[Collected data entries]

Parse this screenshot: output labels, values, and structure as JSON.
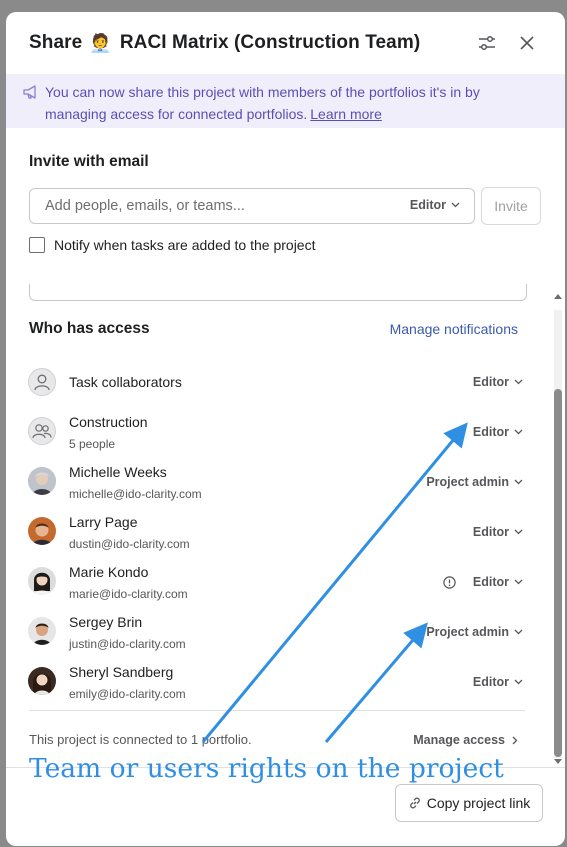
{
  "header": {
    "title_prefix": "Share",
    "title_emoji": "🧑‍💼",
    "title_project": "RACI Matrix (Construction Team)",
    "icons": [
      "settings-sliders-icon",
      "close-icon"
    ]
  },
  "banner": {
    "text": "You can now share this project with members of the portfolios it's in by managing access for connected portfolios.",
    "link": "Learn more",
    "icon": "megaphone-icon"
  },
  "invite": {
    "heading": "Invite with email",
    "placeholder": "Add people, emails, or teams...",
    "role": "Editor",
    "button": "Invite",
    "notify_label": "Notify when tasks are added to the project",
    "notify_checked": false
  },
  "access": {
    "heading": "Who has access",
    "manage_notifications": "Manage notifications",
    "members": [
      {
        "name": "Task collaborators",
        "sub": "",
        "role": "Editor",
        "avatar": "person-icon"
      },
      {
        "name": "Construction",
        "sub": "5 people",
        "role": "Editor",
        "avatar": "team-icon"
      },
      {
        "name": "Michelle Weeks",
        "sub": "michelle@ido-clarity.com",
        "role": "Project admin",
        "avatar": "photo"
      },
      {
        "name": "Larry Page",
        "sub": "dustin@ido-clarity.com",
        "role": "Editor",
        "avatar": "photo"
      },
      {
        "name": "Marie Kondo",
        "sub": "marie@ido-clarity.com",
        "role": "Editor",
        "avatar": "photo",
        "alert": true
      },
      {
        "name": "Sergey Brin",
        "sub": "justin@ido-clarity.com",
        "role": "Project admin",
        "avatar": "photo"
      },
      {
        "name": "Sheryl Sandberg",
        "sub": "emily@ido-clarity.com",
        "role": "Editor",
        "avatar": "photo"
      }
    ],
    "connected_text": "This project is connected to 1 portfolio.",
    "manage_access": "Manage access"
  },
  "footer": {
    "copy_link": "Copy project link"
  },
  "annotation": {
    "text": "Team or users rights on the project",
    "color": "#2f8fe3"
  },
  "colors": {
    "banner_bg": "#f0eefb",
    "banner_text": "#5b4fb4",
    "link": "#3b5ba9"
  }
}
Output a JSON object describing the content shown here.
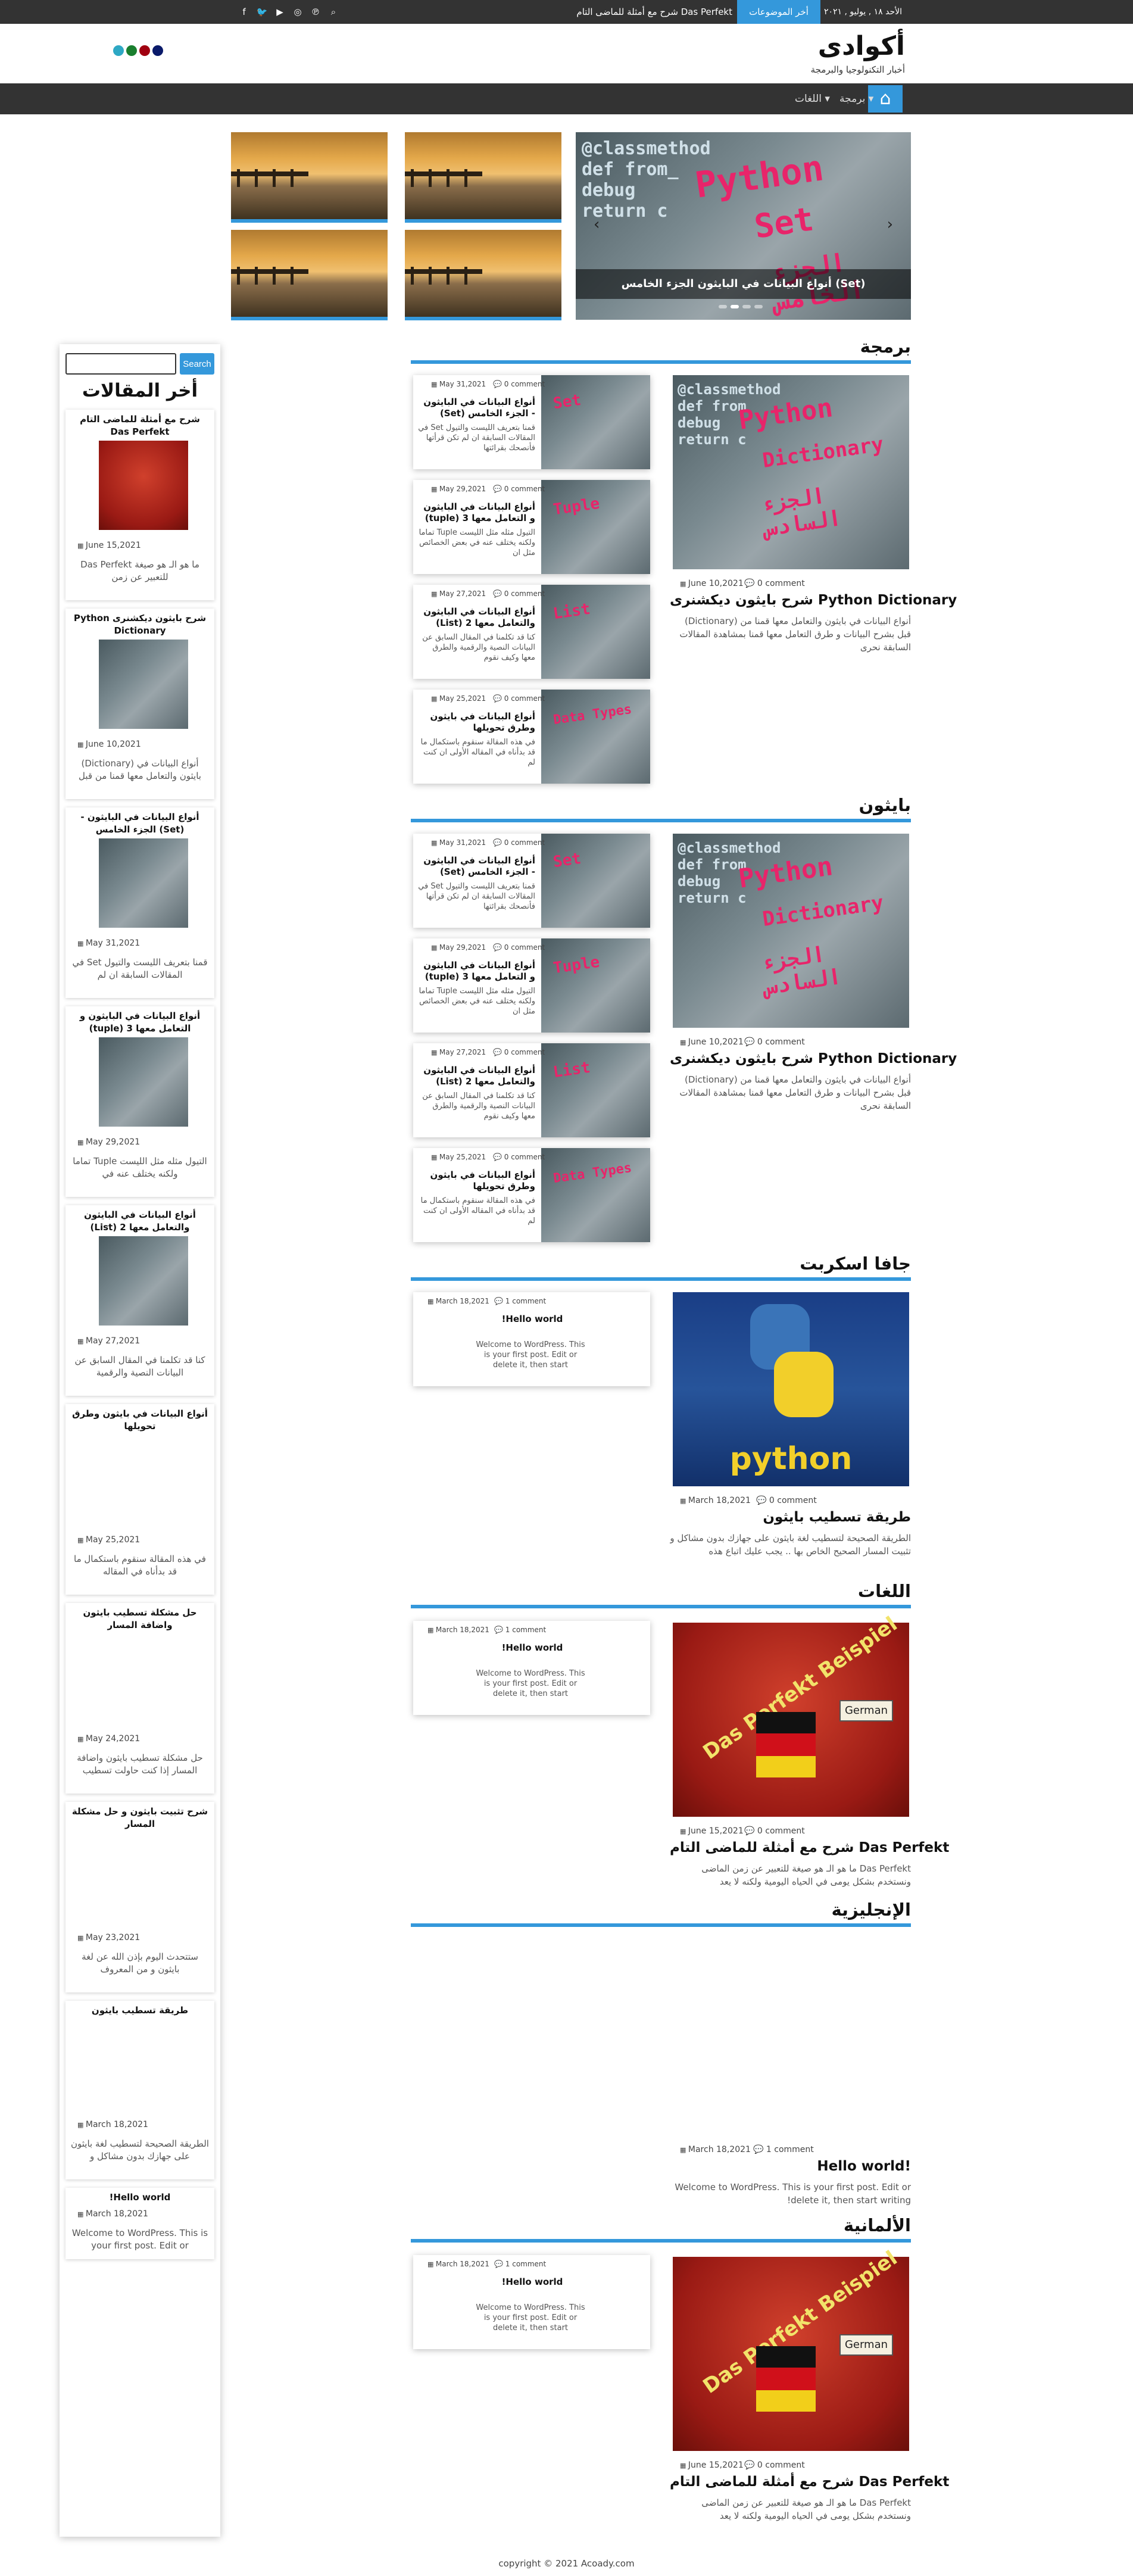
{
  "topbar": {
    "date": "الأحد ١٨ , يوليو , ٢٠٢١",
    "topics_label": "أخر الموضوعات",
    "ticker": "شرح مع أمثلة للماضى التام Das Perfekt",
    "social_icons": [
      "search-icon",
      "youtube-icon",
      "instagram-icon",
      "pinterest-icon",
      "twitter-icon",
      "facebook-icon"
    ]
  },
  "header": {
    "site_title": "أكوادى",
    "site_description": "أخبار التكنولوجيا والبرمجة",
    "dot_colors": [
      "#2ea8c4",
      "#1a7f2e",
      "#a00010",
      "#0a1a6a"
    ]
  },
  "nav": {
    "home_icon": "home-icon",
    "items": [
      "برمجة",
      "اللغات"
    ]
  },
  "slider": {
    "caption": "أنواع البيانات في البايثون الجزء الخامس (Set)",
    "code_word": "Python",
    "code_word2": "Set",
    "arabic_word": "الجزء الخامس"
  },
  "sections": [
    {
      "title": "برمجة",
      "featured": {
        "title": "شرح بايثون ديكشنرى Python Dictionary",
        "date": "June 10,2021",
        "comments": "0 comment",
        "excerpt": "أنواع البيانات في بايثون والتعامل معها قمنا من (Dictionary) قبل بشرح البيانات و طرق التعامل معها قمنا بمشاهدة المقالات السابقة نحرى",
        "img_word": "Python",
        "img_word2": "Dictionary",
        "img_ar": "الجزء السادس"
      },
      "cards": [
        {
          "title": "أنواع البيانات في البايثون - الجزء الخامس (Set)",
          "date": "May 31,2021",
          "comments": "0 comment",
          "excerpt": "قمنا بتعريف الليست والتيول Set في المقالات السابقة ان لم تكن قرأتها فأنصحك بقرائتها",
          "img_word": "Set"
        },
        {
          "title": "أنواع البيانات في البايثون و التعامل معها 3 (tuple)",
          "date": "May 29,2021",
          "comments": "0 comment",
          "excerpt": "التيول مثله مثل الليست Tuple تماما ولكنه يختلف عنه في بعض الخصائص مثل ان",
          "img_word": "Tuple"
        },
        {
          "title": "أنواع البيانات في البايثون والتعامل معها 2 (List)",
          "date": "May 27,2021",
          "comments": "0 comment",
          "excerpt": "كنا قد تكلمنا في المقال السابق عن البيانات النصية والرقمية والطرق معها وكيف نقوم",
          "img_word": "List"
        },
        {
          "title": "أنواع البيانات في بايثون وطرق تحويلها",
          "date": "May 25,2021",
          "comments": "0 comment",
          "excerpt": "في هذه المقالة سنقوم باستكمال ما قد بدأناه في المقاله الأولى ان كنت لم",
          "img_word": "Data Types"
        }
      ]
    },
    {
      "title": "بايثون",
      "featured": {
        "title": "شرح بايثون ديكشنرى Python Dictionary",
        "date": "June 10,2021",
        "comments": "0 comment",
        "excerpt": "أنواع البيانات في بايثون والتعامل معها قمنا من (Dictionary) قبل بشرح البيانات و طرق التعامل معها قمنا بمشاهدة المقالات السابقة نحرى",
        "img_word": "Python",
        "img_word2": "Dictionary",
        "img_ar": "الجزء السادس"
      },
      "cards": [
        {
          "title": "أنواع البيانات في البايثون - الجزء الخامس (Set)",
          "date": "May 31,2021",
          "comments": "0 comment",
          "excerpt": "قمنا بتعريف الليست والتيول Set في المقالات السابقة ان لم تكن قرأتها فأنصحك بقرائتها",
          "img_word": "Set"
        },
        {
          "title": "أنواع البيانات في البايثون و التعامل معها 3 (tuple)",
          "date": "May 29,2021",
          "comments": "0 comment",
          "excerpt": "التيول مثله مثل الليست Tuple تماما ولكنه يختلف عنه في بعض الخصائص مثل ان",
          "img_word": "Tuple"
        },
        {
          "title": "أنواع البيانات في البايثون والتعامل معها 2 (List)",
          "date": "May 27,2021",
          "comments": "0 comment",
          "excerpt": "كنا قد تكلمنا في المقال السابق عن البيانات النصية والرقمية والطرق معها وكيف نقوم",
          "img_word": "List"
        },
        {
          "title": "أنواع البيانات في بايثون وطرق تحويلها",
          "date": "May 25,2021",
          "comments": "0 comment",
          "excerpt": "في هذه المقالة سنقوم باستكمال ما قد بدأناه في المقاله الأولى ان كنت لم",
          "img_word": "Data Types"
        }
      ]
    },
    {
      "title": "جافا اسكربت",
      "featured": {
        "title": "طريقة تسطيب بايثون",
        "date": "March 18,2021",
        "comments": "0 comment",
        "excerpt": "الطريقة الصحيحة لتسطيب لغة بايثون على جهازك بدون مشاكل و تثبيت المسار الصحيح الخاص بها .. يجب عليك اتباع هذه",
        "img_word": "python"
      },
      "card": {
        "title": "Hello world!",
        "date": "March 18,2021",
        "comments": "1 comment",
        "excerpt": "Welcome to WordPress. This is your first post. Edit or delete it, then start"
      }
    },
    {
      "title": "اللغات",
      "featured": {
        "title": "شرح مع أمثلة للماضى التام Das Perfekt",
        "date": "June 15,2021",
        "comments": "0 comment",
        "excerpt": "Das Perfekt ما هو الـ هو صيغة للتعبير عن زمن الماضى ونستخدم بشكل يومى في الحياه اليومية ولكنه لا يعد",
        "img_word": "Das Perfekt Beispiel",
        "img_word2": "German"
      },
      "card": {
        "title": "Hello world!",
        "date": "March 18,2021",
        "comments": "1 comment",
        "excerpt": "Welcome to WordPress. This is your first post. Edit or delete it, then start"
      }
    },
    {
      "title": "الإنجليزية",
      "featured": {
        "title": "Hello world!",
        "date": "March 18,2021",
        "comments": "1 comment",
        "excerpt": "Welcome to WordPress. This is your first post. Edit or delete it, then start writing!"
      }
    },
    {
      "title": "الألمانية",
      "featured": {
        "title": "شرح مع أمثلة للماضى التام Das Perfekt",
        "date": "June 15,2021",
        "comments": "0 comment",
        "excerpt": "Das Perfekt ما هو الـ هو صيغة للتعبير عن زمن الماضى ونستخدم بشكل يومى في الحياه اليومية ولكنه لا يعد",
        "img_word": "Das Perfekt Beispiel",
        "img_word2": "German"
      },
      "card": {
        "title": "Hello world!",
        "date": "March 18,2021",
        "comments": "1 comment",
        "excerpt": "Welcome to WordPress. This is your first post. Edit or delete it, then start"
      }
    }
  ],
  "sidebar": {
    "search_button": "Search",
    "heading": "أخر المقالات",
    "items": [
      {
        "title": "شرح مع أمثلة للماضى التام Das Perfekt",
        "date": "June 15,2021",
        "excerpt": "ما هو الـ هو صيغة Das Perfekt للتعبير عن زمن"
      },
      {
        "title": "شرح بايثون ديكشنرى Python Dictionary",
        "date": "June 10,2021",
        "excerpt": "أنواع البيانات في (Dictionary) بايثون والتعامل معها قمنا من قبل"
      },
      {
        "title": "أنواع البيانات في البايثون - (Set) الجزء الخامس",
        "date": "May 31,2021",
        "excerpt": "قمنا بتعريف الليست والتيول Set في المقالات السابقة ان لم"
      },
      {
        "title": "أنواع البيانات في البايثون و التعامل معها 3 (tuple)",
        "date": "May 29,2021",
        "excerpt": "التيول مثله مثل الليست Tuple تماما ولكنه يختلف عنه في"
      },
      {
        "title": "أنواع البيانات في البايثون والتعامل معها 2 (List)",
        "date": "May 27,2021",
        "excerpt": "كنا قد تكلمنا في المقال السابق عن البيانات النصية والرقمية"
      },
      {
        "title": "أنواع البيانات في بايثون وطرق تحويلها",
        "date": "May 25,2021",
        "excerpt": "في هذه المقالة سنقوم باستكمال ما قد بدأناه في المقاله"
      },
      {
        "title": "حل مشكلة تسطيب بايثون واضافة المسار",
        "date": "May 24,2021",
        "excerpt": "حل مشكلة تسطيب بايثون واضافة المسار إذا كنت حاولت تسطيب"
      },
      {
        "title": "شرح تثبيت بايثون و حل مشكلة المسار",
        "date": "May 23,2021",
        "excerpt": "ستتحدث اليوم بإذن الله عن لغة بايثون و من المعروف"
      },
      {
        "title": "طريقة تسطيب بايثون",
        "date": "March 18,2021",
        "excerpt": "الطريقة الصحيحة لتسطيب لغة بايثون على جهازك بدون مشاكل و"
      },
      {
        "title": "Hello world!",
        "date": "March 18,2021",
        "excerpt": "Welcome to WordPress. This is your first post. Edit or"
      }
    ]
  },
  "footer": {
    "copyright": "copyright © 2021 Acoady.com"
  }
}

### Objective
Show every line of the records above that contains the word "الخامس".

### Response to the task
    "caption": "أنواع البيانات في البايثون الجزء الخامس (Set)",
    "arabic_word": "الجزء الخامس"
          "title": "أنواع البيانات في البايثون - الجزء الخامس (Set)",
          "title": "أنواع البيانات في البايثون - الجزء الخامس (Set)",
        "title": "أنواع البيانات في البايثون - (Set) الجزء الخامس",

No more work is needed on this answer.